Element box records
──────────

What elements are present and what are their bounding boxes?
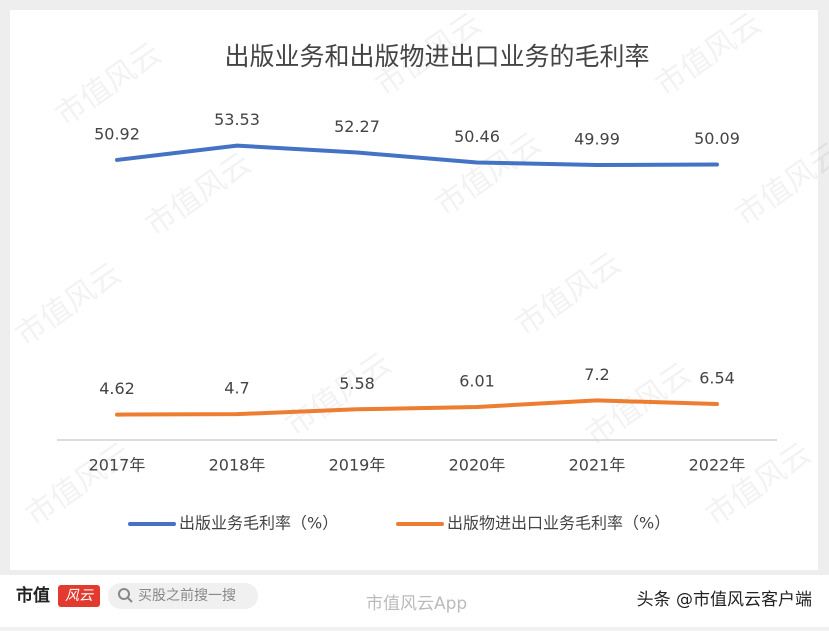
footer-app: 市值风云App: [366, 594, 467, 614]
data-label: 49.99: [574, 130, 620, 149]
footer-credit: 头条 @市值风云客户端: [637, 590, 812, 610]
legend-label: 出版业务毛利率（%）: [179, 514, 338, 533]
data-label: 7.2: [584, 365, 609, 384]
x-tick-label: 2017年: [89, 456, 146, 475]
legend-label: 出版物进出口业务毛利率（%）: [447, 514, 670, 533]
x-tick-label: 2018年: [209, 456, 266, 475]
chart-title: 出版业务和出版物进出口业务的毛利率: [224, 42, 649, 71]
search-box[interactable]: [108, 583, 258, 609]
search-icon: [118, 588, 130, 600]
data-label: 4.7: [224, 379, 249, 398]
data-label: 4.62: [99, 379, 135, 398]
line: [115, 398, 719, 417]
data-label: 50.46: [454, 127, 500, 146]
plot-panel: [10, 10, 818, 570]
data-label: 6.54: [699, 369, 735, 388]
x-tick-label: 2019年: [329, 456, 386, 475]
data-label: 5.58: [339, 374, 375, 393]
data-label: 50.92: [94, 124, 140, 143]
logo-badge-bg: [58, 585, 100, 607]
search-placeholder: 买股之前搜一搜: [138, 587, 236, 604]
data-label: 6.01: [459, 371, 495, 390]
data-label: 53.53: [214, 110, 260, 129]
search-icon: [127, 597, 133, 603]
data-label: 52.27: [334, 117, 380, 136]
footer-logo: 市值: [16, 585, 50, 606]
footer-logo-badge: 风云: [65, 588, 94, 604]
line: [115, 143, 719, 168]
x-tick-label: 2021年: [569, 456, 626, 475]
x-tick-label: 2022年: [689, 456, 746, 475]
x-tick-label: 2020年: [449, 456, 506, 475]
data-label: 50.09: [694, 129, 740, 148]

──────────

Copy all of the items above word for word, with nothing changed, and leave the pictures out.

Answer to the problem –
What elements are present and what are their bounding boxes?
footer-app: 市值风云App: [366, 594, 467, 614]
data-label: 49.99: [574, 130, 620, 149]
footer-credit: 头条 @市值风云客户端: [637, 590, 812, 610]
legend-label: 出版业务毛利率（%）: [179, 514, 338, 533]
data-label: 7.2: [584, 365, 609, 384]
x-tick-label: 2017年: [89, 456, 146, 475]
legend-label: 出版物进出口业务毛利率（%）: [447, 514, 670, 533]
x-tick-label: 2018年: [209, 456, 266, 475]
chart-title: 出版业务和出版物进出口业务的毛利率: [224, 42, 649, 71]
search-box[interactable]: [108, 583, 258, 609]
search-icon: [118, 588, 130, 600]
data-label: 4.7: [224, 379, 249, 398]
data-label: 4.62: [99, 379, 135, 398]
line: [115, 398, 719, 417]
data-label: 50.46: [454, 127, 500, 146]
plot-panel: [10, 10, 818, 570]
data-label: 6.54: [699, 369, 735, 388]
x-tick-label: 2019年: [329, 456, 386, 475]
data-label: 5.58: [339, 374, 375, 393]
data-label: 50.92: [94, 124, 140, 143]
logo-badge-bg: [58, 585, 100, 607]
search-placeholder: 买股之前搜一搜: [138, 587, 236, 604]
data-label: 6.01: [459, 371, 495, 390]
data-label: 53.53: [214, 110, 260, 129]
search-icon: [127, 597, 133, 603]
data-label: 52.27: [334, 117, 380, 136]
footer-logo: 市值: [16, 585, 50, 606]
footer-logo-badge: 风云: [65, 588, 94, 604]
line: [115, 143, 719, 168]
x-tick-label: 2021年: [569, 456, 626, 475]
x-tick-label: 2022年: [689, 456, 746, 475]
x-tick-label: 2020年: [449, 456, 506, 475]
data-label: 50.09: [694, 129, 740, 148]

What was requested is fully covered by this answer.